::: EXERCISE MATERIAL

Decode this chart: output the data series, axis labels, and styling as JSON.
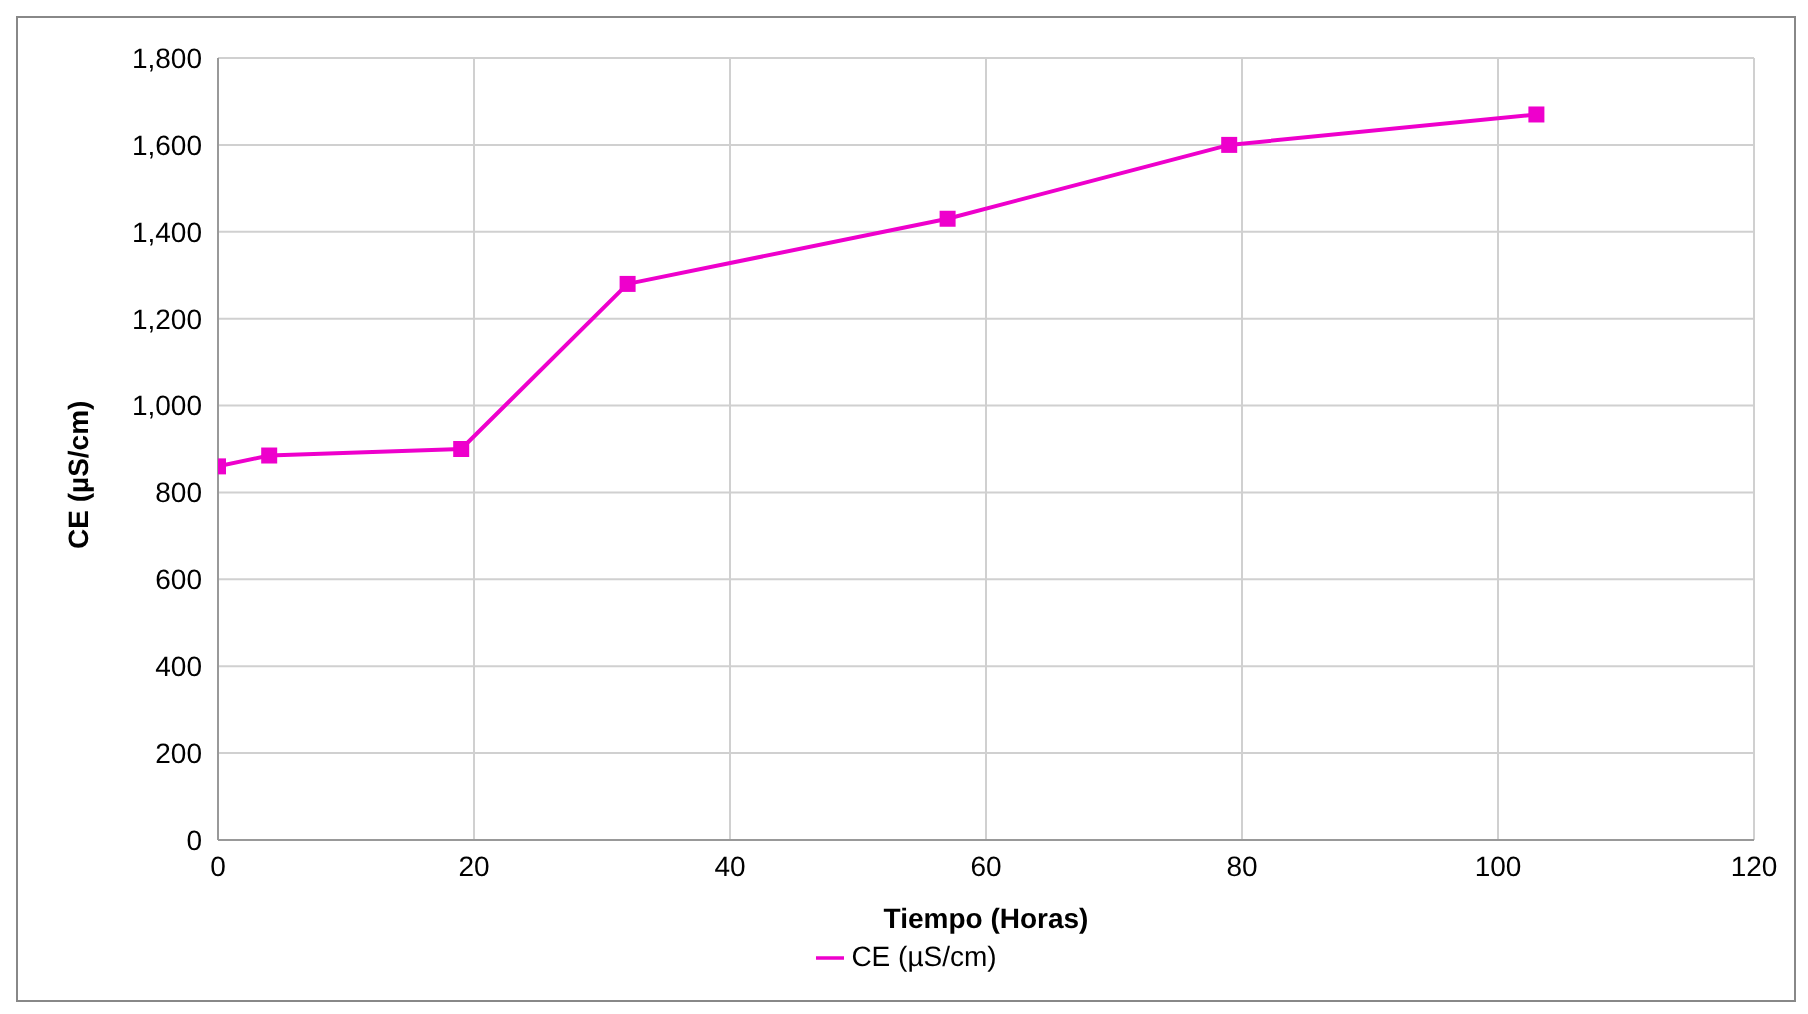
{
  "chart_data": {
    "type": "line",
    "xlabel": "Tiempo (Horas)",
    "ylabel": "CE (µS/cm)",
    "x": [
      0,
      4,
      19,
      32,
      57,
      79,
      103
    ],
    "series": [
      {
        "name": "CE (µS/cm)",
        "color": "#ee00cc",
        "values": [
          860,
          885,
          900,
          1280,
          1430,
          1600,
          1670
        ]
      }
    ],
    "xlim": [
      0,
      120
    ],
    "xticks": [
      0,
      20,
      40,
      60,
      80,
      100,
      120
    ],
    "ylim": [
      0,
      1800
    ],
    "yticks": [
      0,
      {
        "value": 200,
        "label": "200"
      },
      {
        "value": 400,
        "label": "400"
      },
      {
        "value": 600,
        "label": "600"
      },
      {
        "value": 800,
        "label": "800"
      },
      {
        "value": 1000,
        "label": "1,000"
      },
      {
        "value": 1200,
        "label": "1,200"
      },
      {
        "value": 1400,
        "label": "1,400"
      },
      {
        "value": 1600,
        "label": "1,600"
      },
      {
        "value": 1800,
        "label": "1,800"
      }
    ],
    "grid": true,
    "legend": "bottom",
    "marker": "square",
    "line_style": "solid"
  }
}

::::::

GOAL:
Set down the records in full and exactly. Do not carry over any image.

FINAL RESULT:
Decode this chart: output the data series, axis labels, and styling as JSON.
{
  "chart_data": {
    "type": "line",
    "xlabel": "Tiempo (Horas)",
    "ylabel": "CE (µS/cm)",
    "x": [
      0,
      4,
      19,
      32,
      57,
      79,
      103
    ],
    "series": [
      {
        "name": "CE (µS/cm)",
        "color": "#ee00cc",
        "values": [
          860,
          885,
          900,
          1280,
          1430,
          1600,
          1670
        ]
      }
    ],
    "xlim": [
      0,
      120
    ],
    "xticks": [
      0,
      20,
      40,
      60,
      80,
      100,
      120
    ],
    "ylim": [
      0,
      1800
    ],
    "yticks": [
      0,
      {
        "value": 200,
        "label": "200"
      },
      {
        "value": 400,
        "label": "400"
      },
      {
        "value": 600,
        "label": "600"
      },
      {
        "value": 800,
        "label": "800"
      },
      {
        "value": 1000,
        "label": "1,000"
      },
      {
        "value": 1200,
        "label": "1,200"
      },
      {
        "value": 1400,
        "label": "1,400"
      },
      {
        "value": 1600,
        "label": "1,600"
      },
      {
        "value": 1800,
        "label": "1,800"
      }
    ],
    "grid": true,
    "legend": "bottom",
    "marker": "square",
    "line_style": "solid"
  }
}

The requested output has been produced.